WORK TO DO
Give only the number of lines that include the string "JSON".

───

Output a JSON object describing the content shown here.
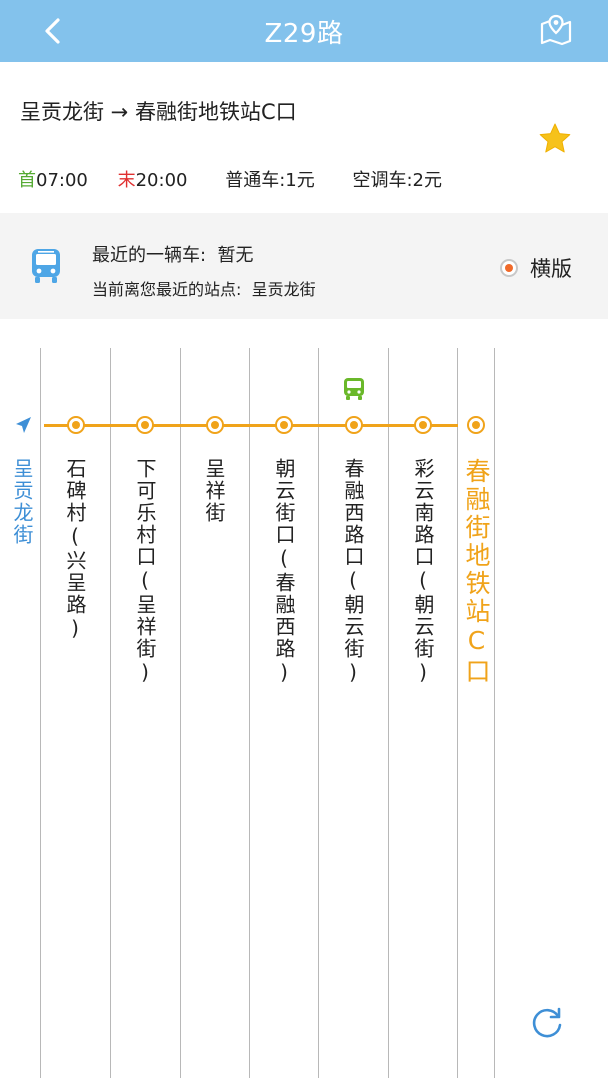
{
  "header": {
    "title": "Z29路",
    "back_icon": "chevron-left-icon",
    "map_icon": "map-pin-icon",
    "bar_color": "#83c2ec"
  },
  "route": {
    "title": "呈贡龙街 → 春融街地铁站C口",
    "first_label": "首",
    "first_time": "07:00",
    "last_label": "末",
    "last_time": "20:00",
    "normal_fare": "普通车:1元",
    "ac_fare": "空调车:2元",
    "favorite_icon": "star-icon"
  },
  "status": {
    "latest_bus": "最近的一辆车:  暂无",
    "nearest_stop": "当前离您最近的站点:  呈贡龙街",
    "layout_label": "横版",
    "layout_selected": true
  },
  "stops": [
    "呈贡龙街",
    "石碑村(兴呈路)",
    "下可乐村口(呈祥街)",
    "呈祥街",
    "朝云街口(春融西路)",
    "春融西路口(朝云街)",
    "彩云南路口(朝云街)",
    "春融街地铁站C口"
  ],
  "colors": {
    "route_line": "#f0a31a",
    "first_stop": "#3e8fd6",
    "bus_marker": "#6ab82a"
  }
}
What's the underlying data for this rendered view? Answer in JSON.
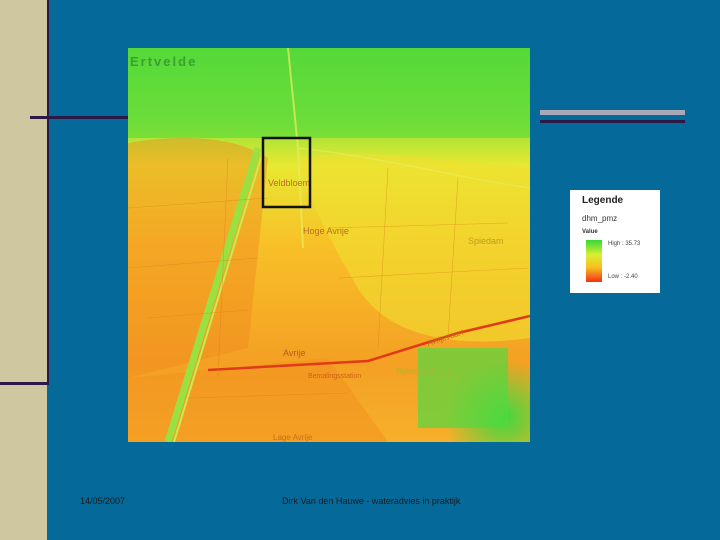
{
  "map": {
    "place_labels": {
      "ertvelde": "Ertvelde",
      "veldbloem": "Veldbloem",
      "hoge_avrije": "Hoge Avrije",
      "spiedam": "Spiedam",
      "avrije": "Avrije",
      "spiedambrug": "Spiedambrug",
      "bombing_station": "Bemalingsstation",
      "avrijevaart": "Avrijevaart",
      "lage_avrije": "Lage Avrije"
    },
    "colors": {
      "high": "#35d835",
      "mid": "#d8f030",
      "midlow": "#f8c020",
      "low": "#f03018"
    }
  },
  "legend": {
    "title": "Legende",
    "layer": "dhm_pmz",
    "field": "Value",
    "high": "High : 35.73",
    "low": "Low : -2.40"
  },
  "footer": {
    "date": "14/05/2007",
    "text": "Dirk Van den Hauwe - wateradvies in praktijk"
  }
}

───

TASK RESPONSE
2